| What is expected |
From the listing below, pull out every line where the string "JSON" appears.

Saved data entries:

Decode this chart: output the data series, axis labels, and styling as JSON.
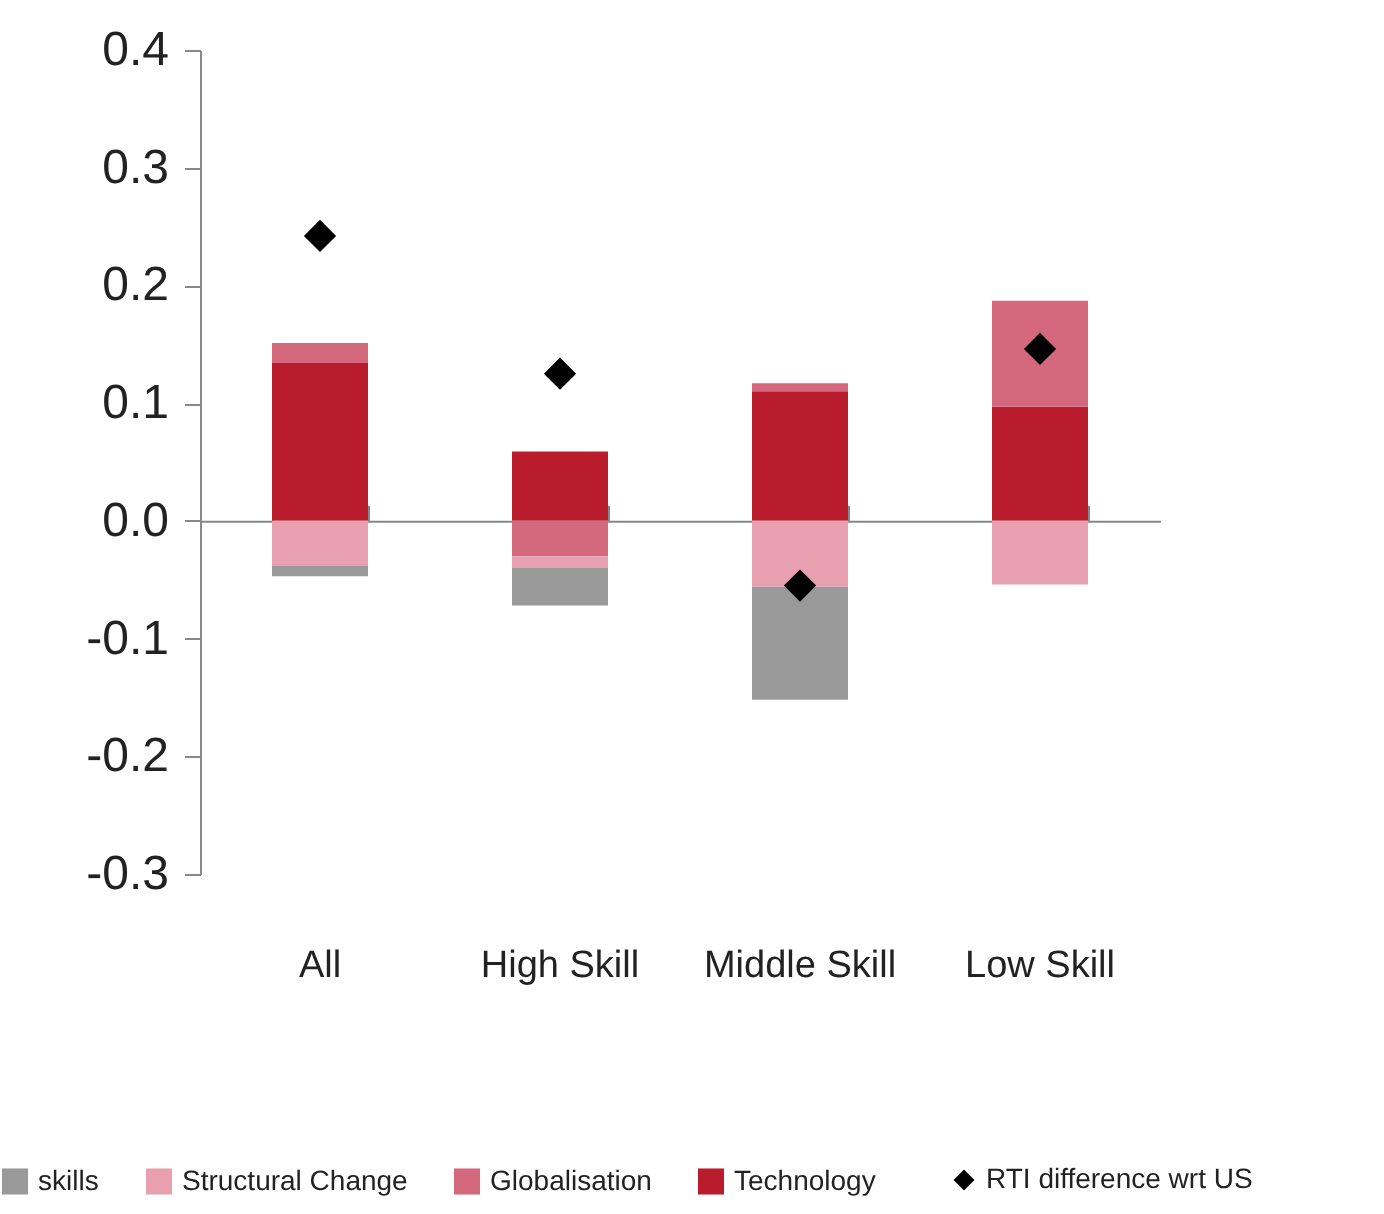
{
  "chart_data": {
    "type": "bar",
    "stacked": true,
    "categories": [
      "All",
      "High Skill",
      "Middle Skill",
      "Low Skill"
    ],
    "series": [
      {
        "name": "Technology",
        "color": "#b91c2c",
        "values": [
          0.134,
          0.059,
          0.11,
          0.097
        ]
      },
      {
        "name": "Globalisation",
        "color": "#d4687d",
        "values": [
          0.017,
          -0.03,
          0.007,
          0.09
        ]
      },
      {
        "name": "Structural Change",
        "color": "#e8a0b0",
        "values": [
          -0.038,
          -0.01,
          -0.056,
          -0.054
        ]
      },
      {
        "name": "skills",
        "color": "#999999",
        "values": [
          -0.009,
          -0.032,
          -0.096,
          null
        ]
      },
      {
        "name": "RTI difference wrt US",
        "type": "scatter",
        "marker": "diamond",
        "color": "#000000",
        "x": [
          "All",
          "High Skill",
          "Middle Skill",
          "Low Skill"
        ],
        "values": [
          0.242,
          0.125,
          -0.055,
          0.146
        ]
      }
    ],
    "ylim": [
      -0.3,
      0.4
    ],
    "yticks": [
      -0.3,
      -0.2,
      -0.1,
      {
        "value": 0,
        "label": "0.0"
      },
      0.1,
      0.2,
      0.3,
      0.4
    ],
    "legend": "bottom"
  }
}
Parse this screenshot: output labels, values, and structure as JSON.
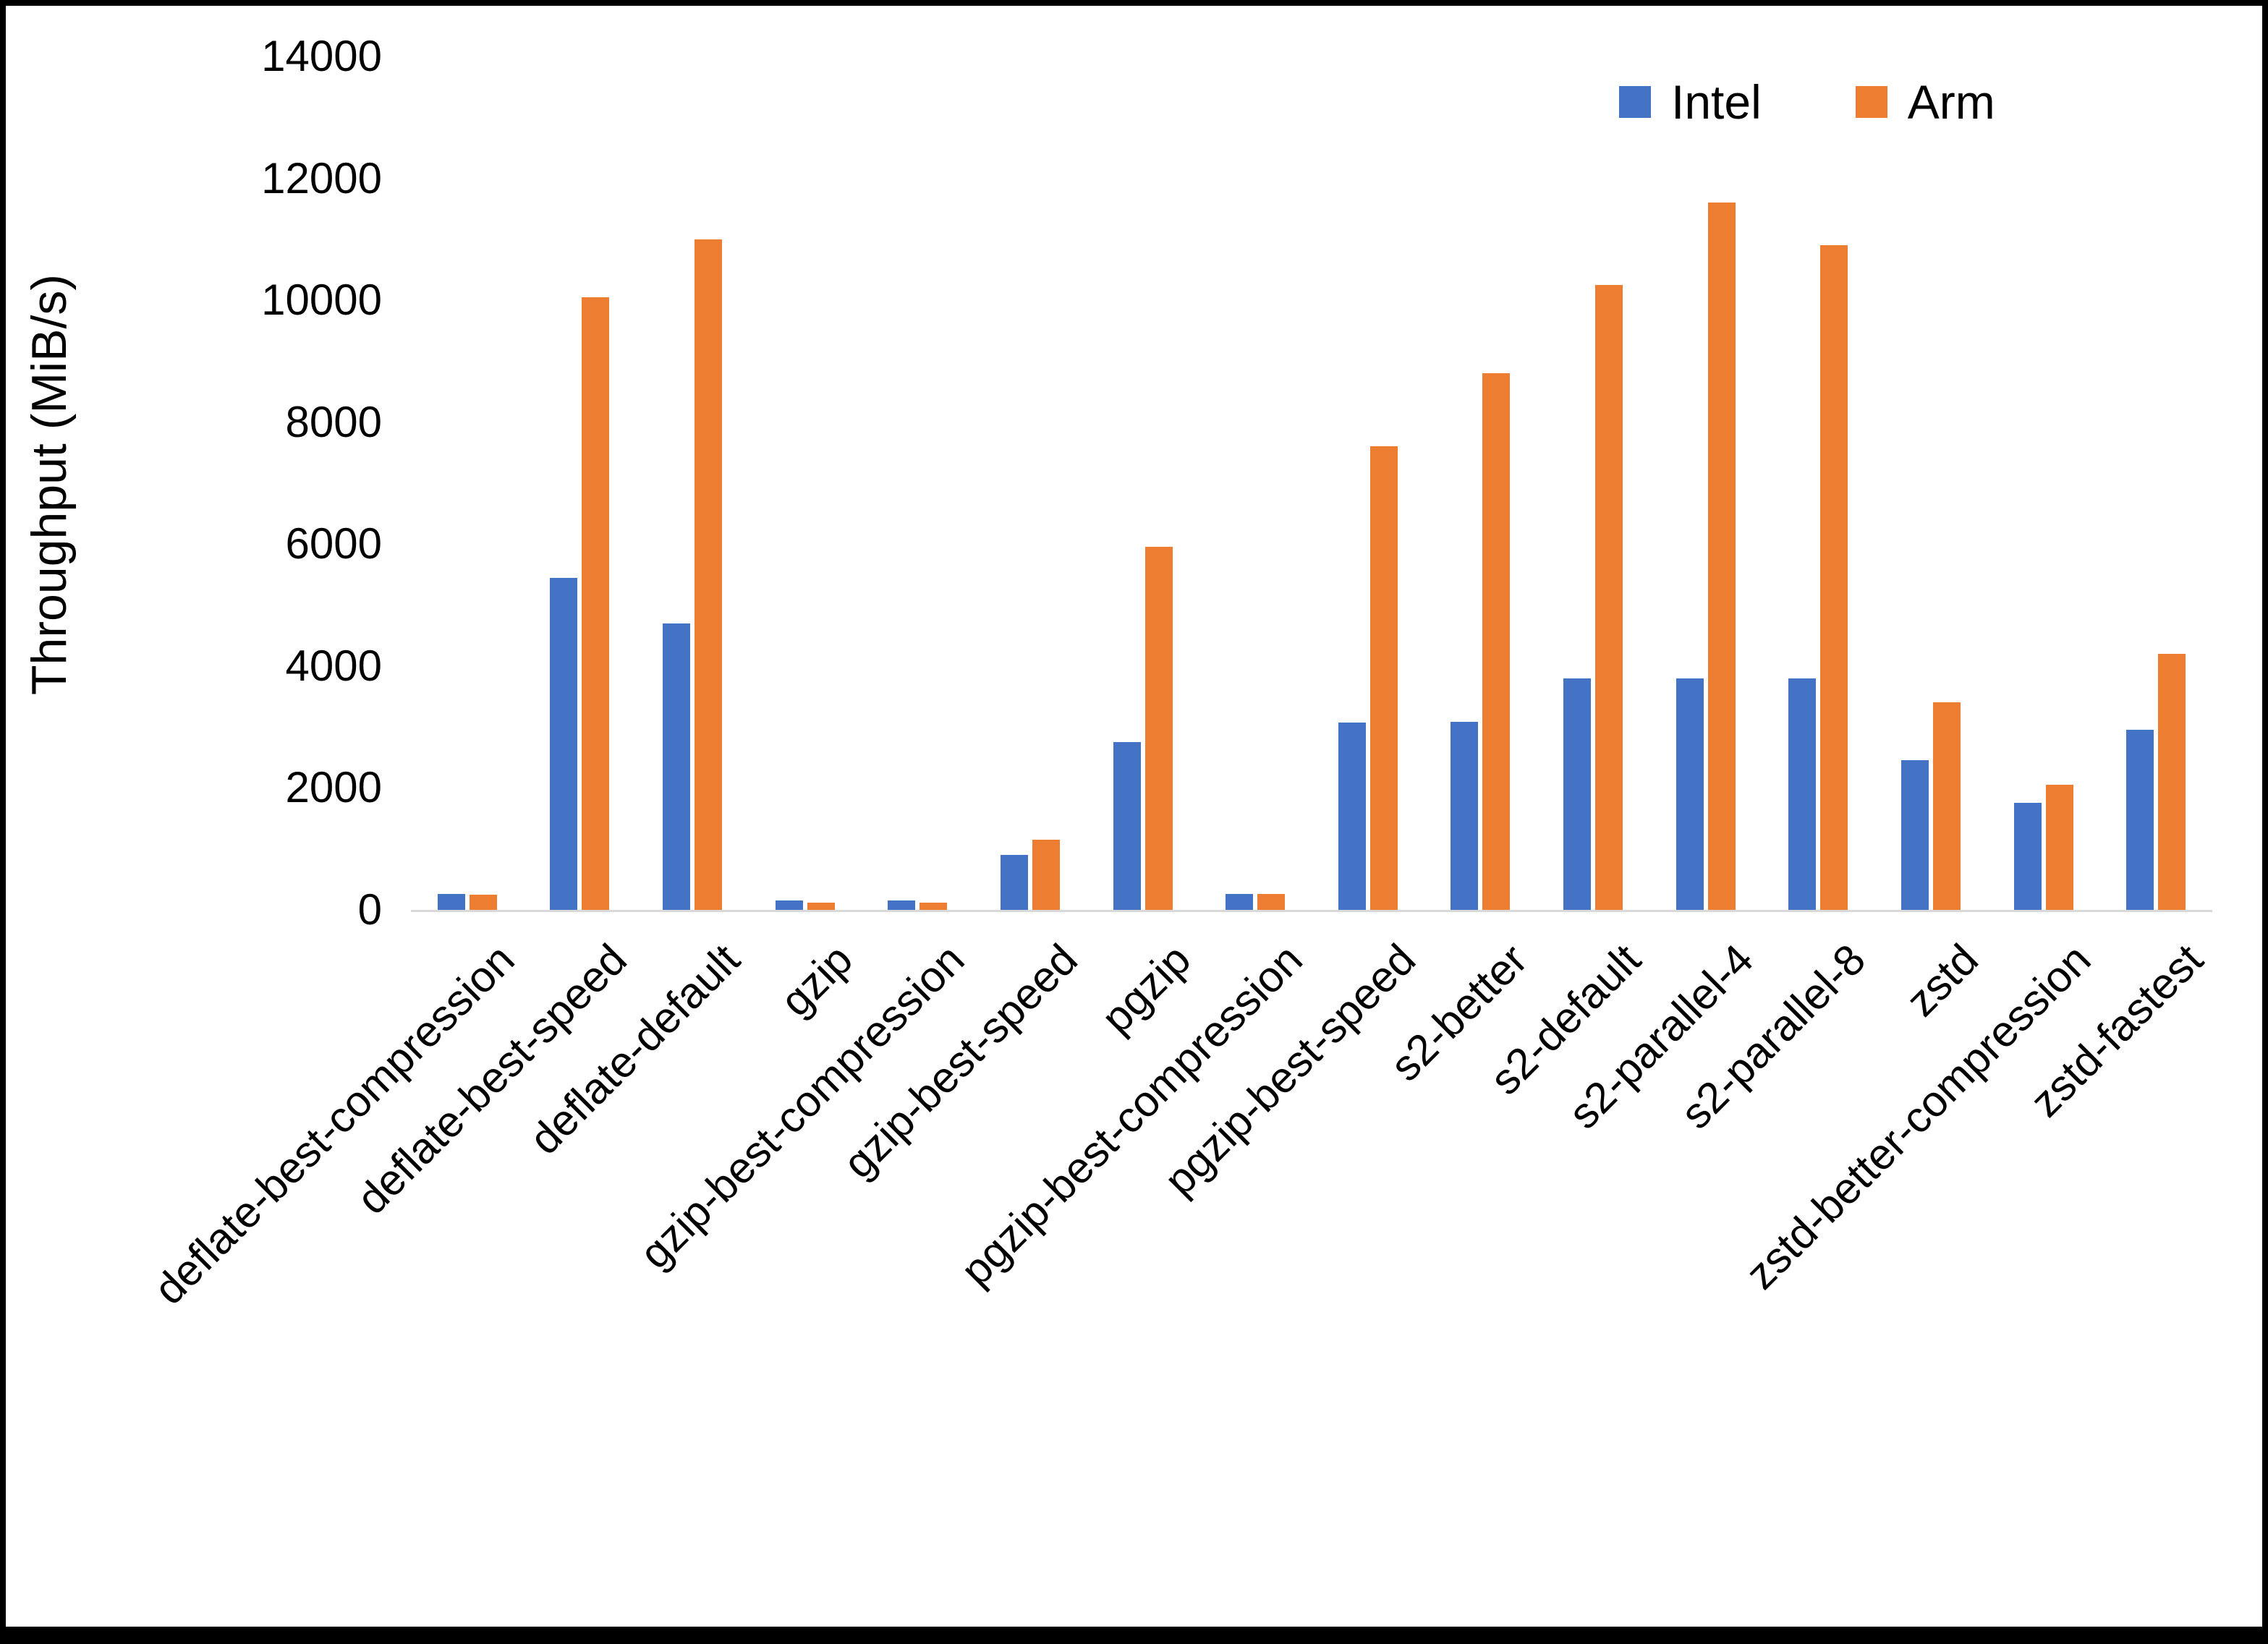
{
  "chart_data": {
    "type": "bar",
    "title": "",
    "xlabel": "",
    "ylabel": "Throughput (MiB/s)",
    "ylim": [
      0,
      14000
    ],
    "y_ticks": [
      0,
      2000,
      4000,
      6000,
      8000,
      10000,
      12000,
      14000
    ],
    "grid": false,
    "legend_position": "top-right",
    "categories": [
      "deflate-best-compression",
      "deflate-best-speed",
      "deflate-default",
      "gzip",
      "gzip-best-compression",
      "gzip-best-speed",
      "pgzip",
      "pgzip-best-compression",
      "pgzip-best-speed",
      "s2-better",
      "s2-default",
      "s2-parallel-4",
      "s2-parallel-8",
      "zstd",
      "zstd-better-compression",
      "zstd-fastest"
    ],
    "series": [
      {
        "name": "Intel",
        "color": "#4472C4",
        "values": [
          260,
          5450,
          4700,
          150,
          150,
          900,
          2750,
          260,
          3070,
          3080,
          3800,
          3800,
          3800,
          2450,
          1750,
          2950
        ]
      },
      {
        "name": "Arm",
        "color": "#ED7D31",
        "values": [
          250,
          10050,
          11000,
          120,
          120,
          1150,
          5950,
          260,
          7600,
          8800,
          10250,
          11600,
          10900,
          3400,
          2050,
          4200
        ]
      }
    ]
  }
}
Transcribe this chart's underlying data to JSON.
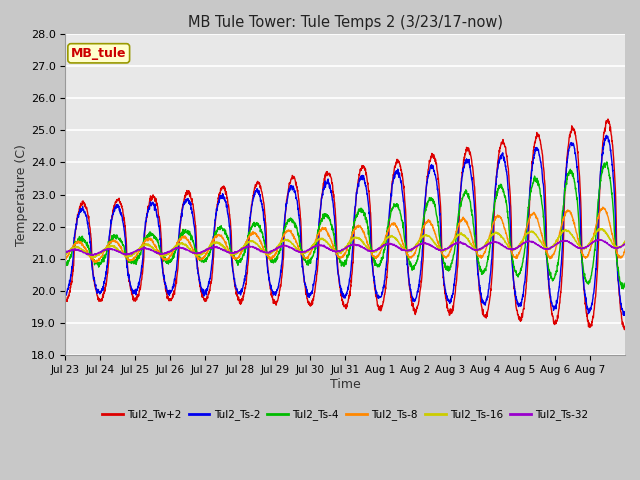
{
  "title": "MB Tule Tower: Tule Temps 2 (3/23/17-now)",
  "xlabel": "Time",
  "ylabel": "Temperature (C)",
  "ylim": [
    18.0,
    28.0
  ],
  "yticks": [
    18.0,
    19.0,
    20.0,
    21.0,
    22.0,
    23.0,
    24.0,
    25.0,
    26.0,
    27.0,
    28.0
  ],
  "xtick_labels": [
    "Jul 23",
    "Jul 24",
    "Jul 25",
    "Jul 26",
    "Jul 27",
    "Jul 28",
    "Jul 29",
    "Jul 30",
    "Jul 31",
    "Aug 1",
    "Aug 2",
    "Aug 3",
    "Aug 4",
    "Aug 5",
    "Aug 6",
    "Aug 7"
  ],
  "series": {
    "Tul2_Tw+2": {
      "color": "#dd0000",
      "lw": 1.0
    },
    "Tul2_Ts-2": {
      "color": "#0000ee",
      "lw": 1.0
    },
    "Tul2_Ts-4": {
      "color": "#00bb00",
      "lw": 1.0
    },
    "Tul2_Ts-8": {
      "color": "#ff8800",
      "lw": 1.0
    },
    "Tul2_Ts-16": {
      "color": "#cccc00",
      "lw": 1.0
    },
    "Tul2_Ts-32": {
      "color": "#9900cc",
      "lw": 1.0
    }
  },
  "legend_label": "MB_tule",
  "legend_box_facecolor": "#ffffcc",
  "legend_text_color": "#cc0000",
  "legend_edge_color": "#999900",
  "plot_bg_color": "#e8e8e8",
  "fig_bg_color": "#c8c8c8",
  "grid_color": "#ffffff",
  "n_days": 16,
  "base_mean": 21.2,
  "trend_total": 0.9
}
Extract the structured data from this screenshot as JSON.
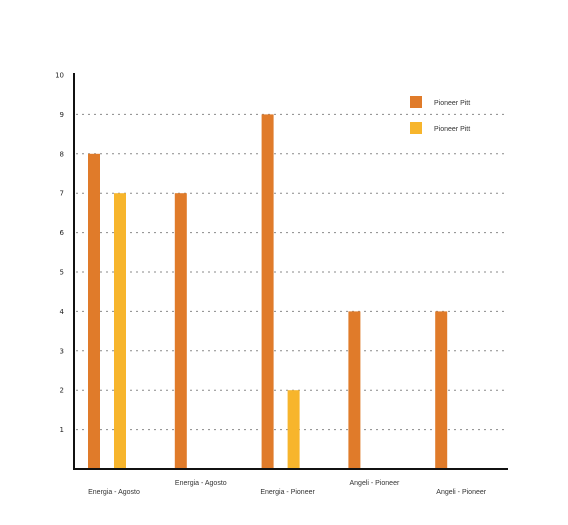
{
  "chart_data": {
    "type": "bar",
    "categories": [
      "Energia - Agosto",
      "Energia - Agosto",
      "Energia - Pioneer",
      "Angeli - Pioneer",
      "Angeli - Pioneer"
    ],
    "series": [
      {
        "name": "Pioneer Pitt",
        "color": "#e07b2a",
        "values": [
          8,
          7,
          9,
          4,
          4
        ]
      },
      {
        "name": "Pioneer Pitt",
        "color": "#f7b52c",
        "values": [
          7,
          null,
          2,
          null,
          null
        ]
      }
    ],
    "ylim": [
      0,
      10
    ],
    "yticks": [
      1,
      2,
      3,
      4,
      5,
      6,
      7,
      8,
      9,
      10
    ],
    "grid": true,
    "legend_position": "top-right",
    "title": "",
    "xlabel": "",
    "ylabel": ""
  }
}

| Correct response |
Decode this chart: output the data series, axis labels, and styling as JSON.
Parse this screenshot: output labels, values, and structure as JSON.
Transcribe this chart's underlying data to JSON.
Extract the structured data from this screenshot as JSON.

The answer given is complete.